===== Data shown

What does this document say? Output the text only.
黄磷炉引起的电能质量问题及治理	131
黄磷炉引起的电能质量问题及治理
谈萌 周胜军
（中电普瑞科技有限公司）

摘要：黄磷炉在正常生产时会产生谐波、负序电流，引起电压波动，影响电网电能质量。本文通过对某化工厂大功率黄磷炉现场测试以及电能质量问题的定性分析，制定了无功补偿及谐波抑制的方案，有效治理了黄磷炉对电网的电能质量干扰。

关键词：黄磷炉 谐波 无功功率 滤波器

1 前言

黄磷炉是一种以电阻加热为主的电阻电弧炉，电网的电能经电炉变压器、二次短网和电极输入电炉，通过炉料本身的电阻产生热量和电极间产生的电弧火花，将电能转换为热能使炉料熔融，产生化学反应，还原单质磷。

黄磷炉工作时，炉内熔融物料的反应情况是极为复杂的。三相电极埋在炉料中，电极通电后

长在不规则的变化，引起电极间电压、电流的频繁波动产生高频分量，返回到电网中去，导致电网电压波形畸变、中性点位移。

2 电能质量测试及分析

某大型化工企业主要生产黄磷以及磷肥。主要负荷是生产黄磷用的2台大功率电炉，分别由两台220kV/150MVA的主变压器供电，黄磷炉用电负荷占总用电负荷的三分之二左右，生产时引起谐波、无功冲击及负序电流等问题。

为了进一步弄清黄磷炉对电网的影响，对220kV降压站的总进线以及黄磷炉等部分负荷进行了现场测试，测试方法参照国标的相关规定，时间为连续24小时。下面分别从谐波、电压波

==========

> **What is needed**
All of the entries must be quoted exactly; please include each one.

> **Solution for this problem**
What does this document say? Output the text only.
黄磷炉引起的电能质量问题及治理	131
黄磷炉引起的电能质量问题及治理
谈萌 周胜军
（中电普瑞科技有限公司）

摘要：黄磷炉在正常生产时会产生谐波、负序电流，引起电压波动，影响电网电能质量。本文通过对某化工厂大功率黄磷炉现场测试以及电能质量问题的定性分析，制定了无功补偿及谐波抑制的方案，有效治理了黄磷炉对电网的电能质量干扰。

关键词：黄磷炉 谐波 无功功率 滤波器

1 前言

黄磷炉是一种以电阻加热为主的电阻电弧炉，电网的电能经电炉变压器、二次短网和电极输入电炉，通过炉料本身的电阻产生热量和电极间产生的电弧火花，将电能转换为热能使炉料熔融，产生化学反应，还原单质磷。

黄磷炉工作时，炉内熔融物料的反应情况是极为复杂的。三相电极埋在炉料中，电极通电后

长在不规则的变化，引起电极间电压、电流的频繁波动产生高频分量，返回到电网中去，导致电网电压波形畸变、中性点位移。

2 电能质量测试及分析

某大型化工企业主要生产黄磷以及磷肥。主要负荷是生产黄磷用的2台大功率电炉，分别由两台220kV/150MVA的主变压器供电，黄磷炉用电负荷占总用电负荷的三分之二左右，生产时引起谐波、无功冲击及负序电流等问题。

为了进一步弄清黄磷炉对电网的影响，对220kV降压站的总进线以及黄磷炉等部分负荷进行了现场测试，测试方法参照国标的相关规定，时间为连续24小时。下面分别从谐波、电压波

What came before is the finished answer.